Chart and figure data
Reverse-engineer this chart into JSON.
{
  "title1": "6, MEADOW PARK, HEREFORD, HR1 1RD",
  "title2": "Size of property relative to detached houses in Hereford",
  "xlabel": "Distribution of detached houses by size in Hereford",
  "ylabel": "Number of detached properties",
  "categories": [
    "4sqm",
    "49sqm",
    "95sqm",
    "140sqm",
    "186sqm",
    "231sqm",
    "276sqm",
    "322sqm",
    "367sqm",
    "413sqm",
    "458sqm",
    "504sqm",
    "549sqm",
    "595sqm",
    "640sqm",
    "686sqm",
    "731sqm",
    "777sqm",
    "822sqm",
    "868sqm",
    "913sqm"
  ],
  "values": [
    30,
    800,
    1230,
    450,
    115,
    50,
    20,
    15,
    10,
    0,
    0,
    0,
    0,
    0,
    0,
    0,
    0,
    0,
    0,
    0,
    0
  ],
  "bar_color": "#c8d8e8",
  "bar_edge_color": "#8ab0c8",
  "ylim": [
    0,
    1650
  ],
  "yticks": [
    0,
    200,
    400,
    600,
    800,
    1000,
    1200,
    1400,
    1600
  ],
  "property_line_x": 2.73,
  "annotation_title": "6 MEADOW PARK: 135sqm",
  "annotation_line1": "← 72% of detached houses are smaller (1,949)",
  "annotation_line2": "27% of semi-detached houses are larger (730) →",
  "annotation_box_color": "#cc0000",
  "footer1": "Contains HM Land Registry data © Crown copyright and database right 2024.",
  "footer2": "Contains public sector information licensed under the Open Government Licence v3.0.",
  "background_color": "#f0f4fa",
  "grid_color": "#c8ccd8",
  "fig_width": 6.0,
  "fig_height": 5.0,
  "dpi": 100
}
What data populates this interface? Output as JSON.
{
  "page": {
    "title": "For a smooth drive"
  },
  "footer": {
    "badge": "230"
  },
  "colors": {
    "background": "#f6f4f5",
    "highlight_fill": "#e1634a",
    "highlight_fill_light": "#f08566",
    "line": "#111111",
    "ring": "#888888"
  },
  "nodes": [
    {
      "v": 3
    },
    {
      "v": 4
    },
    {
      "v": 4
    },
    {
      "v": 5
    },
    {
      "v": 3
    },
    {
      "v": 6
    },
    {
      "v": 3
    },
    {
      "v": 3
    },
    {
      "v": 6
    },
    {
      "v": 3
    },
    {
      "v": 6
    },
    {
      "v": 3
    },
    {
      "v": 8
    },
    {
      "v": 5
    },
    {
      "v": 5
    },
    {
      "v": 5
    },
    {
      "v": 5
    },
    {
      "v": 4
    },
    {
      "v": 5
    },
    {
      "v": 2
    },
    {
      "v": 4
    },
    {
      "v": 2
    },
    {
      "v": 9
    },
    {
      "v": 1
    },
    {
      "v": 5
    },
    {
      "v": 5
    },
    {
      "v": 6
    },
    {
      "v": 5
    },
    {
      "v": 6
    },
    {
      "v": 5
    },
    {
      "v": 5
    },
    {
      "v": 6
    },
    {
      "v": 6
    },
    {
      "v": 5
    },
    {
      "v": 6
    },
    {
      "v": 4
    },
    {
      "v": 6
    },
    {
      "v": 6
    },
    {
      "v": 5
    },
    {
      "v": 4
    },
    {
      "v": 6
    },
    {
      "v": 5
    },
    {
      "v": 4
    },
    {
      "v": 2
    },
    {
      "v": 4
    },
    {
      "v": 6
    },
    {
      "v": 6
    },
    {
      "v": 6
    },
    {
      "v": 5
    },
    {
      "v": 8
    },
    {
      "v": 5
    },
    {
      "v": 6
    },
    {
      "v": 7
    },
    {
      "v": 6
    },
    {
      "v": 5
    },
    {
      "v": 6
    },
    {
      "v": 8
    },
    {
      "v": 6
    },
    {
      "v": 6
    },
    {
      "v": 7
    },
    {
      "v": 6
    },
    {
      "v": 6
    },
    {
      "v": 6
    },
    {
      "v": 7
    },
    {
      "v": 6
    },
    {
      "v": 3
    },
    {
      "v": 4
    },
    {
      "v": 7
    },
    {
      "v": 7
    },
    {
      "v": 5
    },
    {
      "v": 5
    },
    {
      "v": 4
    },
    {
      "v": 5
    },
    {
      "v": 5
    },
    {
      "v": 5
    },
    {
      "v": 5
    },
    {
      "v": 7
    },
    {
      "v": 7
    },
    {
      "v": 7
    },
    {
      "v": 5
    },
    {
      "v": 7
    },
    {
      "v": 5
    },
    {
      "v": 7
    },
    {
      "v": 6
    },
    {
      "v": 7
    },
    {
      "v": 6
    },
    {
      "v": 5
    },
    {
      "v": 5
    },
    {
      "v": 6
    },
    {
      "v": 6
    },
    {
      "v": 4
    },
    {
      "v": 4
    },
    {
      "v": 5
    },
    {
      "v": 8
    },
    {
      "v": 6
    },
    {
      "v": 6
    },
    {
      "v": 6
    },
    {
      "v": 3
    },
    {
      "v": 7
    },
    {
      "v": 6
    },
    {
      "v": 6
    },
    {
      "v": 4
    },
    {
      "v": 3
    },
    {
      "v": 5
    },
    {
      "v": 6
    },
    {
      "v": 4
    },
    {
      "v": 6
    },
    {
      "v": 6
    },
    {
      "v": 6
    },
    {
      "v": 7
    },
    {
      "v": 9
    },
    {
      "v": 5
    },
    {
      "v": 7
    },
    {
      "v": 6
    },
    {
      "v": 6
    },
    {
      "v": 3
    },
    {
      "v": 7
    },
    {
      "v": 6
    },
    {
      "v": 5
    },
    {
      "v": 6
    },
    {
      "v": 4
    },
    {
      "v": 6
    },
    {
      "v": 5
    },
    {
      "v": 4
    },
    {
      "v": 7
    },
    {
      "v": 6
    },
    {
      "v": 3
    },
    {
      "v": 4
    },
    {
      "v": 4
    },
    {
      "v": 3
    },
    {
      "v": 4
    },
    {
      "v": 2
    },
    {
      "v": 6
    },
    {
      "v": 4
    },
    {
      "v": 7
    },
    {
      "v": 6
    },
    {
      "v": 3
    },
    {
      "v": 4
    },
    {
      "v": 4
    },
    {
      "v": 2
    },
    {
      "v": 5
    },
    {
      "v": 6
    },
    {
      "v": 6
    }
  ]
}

*Aim:* Extract the listing in its entirety, matching it exactly.

*Answer in full:*
Reverse-engineer this chart into JSON.
{
  "title1": "6, MEADOW PARK, HEREFORD, HR1 1RD",
  "title2": "Size of property relative to detached houses in Hereford",
  "xlabel": "Distribution of detached houses by size in Hereford",
  "ylabel": "Number of detached properties",
  "categories": [
    "4sqm",
    "49sqm",
    "95sqm",
    "140sqm",
    "186sqm",
    "231sqm",
    "276sqm",
    "322sqm",
    "367sqm",
    "413sqm",
    "458sqm",
    "504sqm",
    "549sqm",
    "595sqm",
    "640sqm",
    "686sqm",
    "731sqm",
    "777sqm",
    "822sqm",
    "868sqm",
    "913sqm"
  ],
  "values": [
    30,
    800,
    1230,
    450,
    115,
    50,
    20,
    15,
    10,
    0,
    0,
    0,
    0,
    0,
    0,
    0,
    0,
    0,
    0,
    0,
    0
  ],
  "bar_color": "#c8d8e8",
  "bar_edge_color": "#8ab0c8",
  "ylim": [
    0,
    1650
  ],
  "yticks": [
    0,
    200,
    400,
    600,
    800,
    1000,
    1200,
    1400,
    1600
  ],
  "property_line_x": 2.73,
  "annotation_title": "6 MEADOW PARK: 135sqm",
  "annotation_line1": "← 72% of detached houses are smaller (1,949)",
  "annotation_line2": "27% of semi-detached houses are larger (730) →",
  "annotation_box_color": "#cc0000",
  "footer1": "Contains HM Land Registry data © Crown copyright and database right 2024.",
  "footer2": "Contains public sector information licensed under the Open Government Licence v3.0.",
  "background_color": "#f0f4fa",
  "grid_color": "#c8ccd8",
  "fig_width": 6.0,
  "fig_height": 5.0,
  "dpi": 100
}
What data populates this interface? Output as JSON.
{
  "page": {
    "title": "For a smooth drive"
  },
  "footer": {
    "badge": "230"
  },
  "colors": {
    "background": "#f6f4f5",
    "highlight_fill": "#e1634a",
    "highlight_fill_light": "#f08566",
    "line": "#111111",
    "ring": "#888888"
  },
  "nodes": [
    {
      "v": 3
    },
    {
      "v": 4
    },
    {
      "v": 4
    },
    {
      "v": 5
    },
    {
      "v": 3
    },
    {
      "v": 6
    },
    {
      "v": 3
    },
    {
      "v": 3
    },
    {
      "v": 6
    },
    {
      "v": 3
    },
    {
      "v": 6
    },
    {
      "v": 3
    },
    {
      "v": 8
    },
    {
      "v": 5
    },
    {
      "v": 5
    },
    {
      "v": 5
    },
    {
      "v": 5
    },
    {
      "v": 4
    },
    {
      "v": 5
    },
    {
      "v": 2
    },
    {
      "v": 4
    },
    {
      "v": 2
    },
    {
      "v": 9
    },
    {
      "v": 1
    },
    {
      "v": 5
    },
    {
      "v": 5
    },
    {
      "v": 6
    },
    {
      "v": 5
    },
    {
      "v": 6
    },
    {
      "v": 5
    },
    {
      "v": 5
    },
    {
      "v": 6
    },
    {
      "v": 6
    },
    {
      "v": 5
    },
    {
      "v": 6
    },
    {
      "v": 4
    },
    {
      "v": 6
    },
    {
      "v": 6
    },
    {
      "v": 5
    },
    {
      "v": 4
    },
    {
      "v": 6
    },
    {
      "v": 5
    },
    {
      "v": 4
    },
    {
      "v": 2
    },
    {
      "v": 4
    },
    {
      "v": 6
    },
    {
      "v": 6
    },
    {
      "v": 6
    },
    {
      "v": 5
    },
    {
      "v": 8
    },
    {
      "v": 5
    },
    {
      "v": 6
    },
    {
      "v": 7
    },
    {
      "v": 6
    },
    {
      "v": 5
    },
    {
      "v": 6
    },
    {
      "v": 8
    },
    {
      "v": 6
    },
    {
      "v": 6
    },
    {
      "v": 7
    },
    {
      "v": 6
    },
    {
      "v": 6
    },
    {
      "v": 6
    },
    {
      "v": 7
    },
    {
      "v": 6
    },
    {
      "v": 3
    },
    {
      "v": 4
    },
    {
      "v": 7
    },
    {
      "v": 7
    },
    {
      "v": 5
    },
    {
      "v": 5
    },
    {
      "v": 4
    },
    {
      "v": 5
    },
    {
      "v": 5
    },
    {
      "v": 5
    },
    {
      "v": 5
    },
    {
      "v": 7
    },
    {
      "v": 7
    },
    {
      "v": 7
    },
    {
      "v": 5
    },
    {
      "v": 7
    },
    {
      "v": 5
    },
    {
      "v": 7
    },
    {
      "v": 6
    },
    {
      "v": 7
    },
    {
      "v": 6
    },
    {
      "v": 5
    },
    {
      "v": 5
    },
    {
      "v": 6
    },
    {
      "v": 6
    },
    {
      "v": 4
    },
    {
      "v": 4
    },
    {
      "v": 5
    },
    {
      "v": 8
    },
    {
      "v": 6
    },
    {
      "v": 6
    },
    {
      "v": 6
    },
    {
      "v": 3
    },
    {
      "v": 7
    },
    {
      "v": 6
    },
    {
      "v": 6
    },
    {
      "v": 4
    },
    {
      "v": 3
    },
    {
      "v": 5
    },
    {
      "v": 6
    },
    {
      "v": 4
    },
    {
      "v": 6
    },
    {
      "v": 6
    },
    {
      "v": 6
    },
    {
      "v": 7
    },
    {
      "v": 9
    },
    {
      "v": 5
    },
    {
      "v": 7
    },
    {
      "v": 6
    },
    {
      "v": 6
    },
    {
      "v": 3
    },
    {
      "v": 7
    },
    {
      "v": 6
    },
    {
      "v": 5
    },
    {
      "v": 6
    },
    {
      "v": 4
    },
    {
      "v": 6
    },
    {
      "v": 5
    },
    {
      "v": 4
    },
    {
      "v": 7
    },
    {
      "v": 6
    },
    {
      "v": 3
    },
    {
      "v": 4
    },
    {
      "v": 4
    },
    {
      "v": 3
    },
    {
      "v": 4
    },
    {
      "v": 2
    },
    {
      "v": 6
    },
    {
      "v": 4
    },
    {
      "v": 7
    },
    {
      "v": 6
    },
    {
      "v": 3
    },
    {
      "v": 4
    },
    {
      "v": 4
    },
    {
      "v": 2
    },
    {
      "v": 5
    },
    {
      "v": 6
    },
    {
      "v": 6
    }
  ]
}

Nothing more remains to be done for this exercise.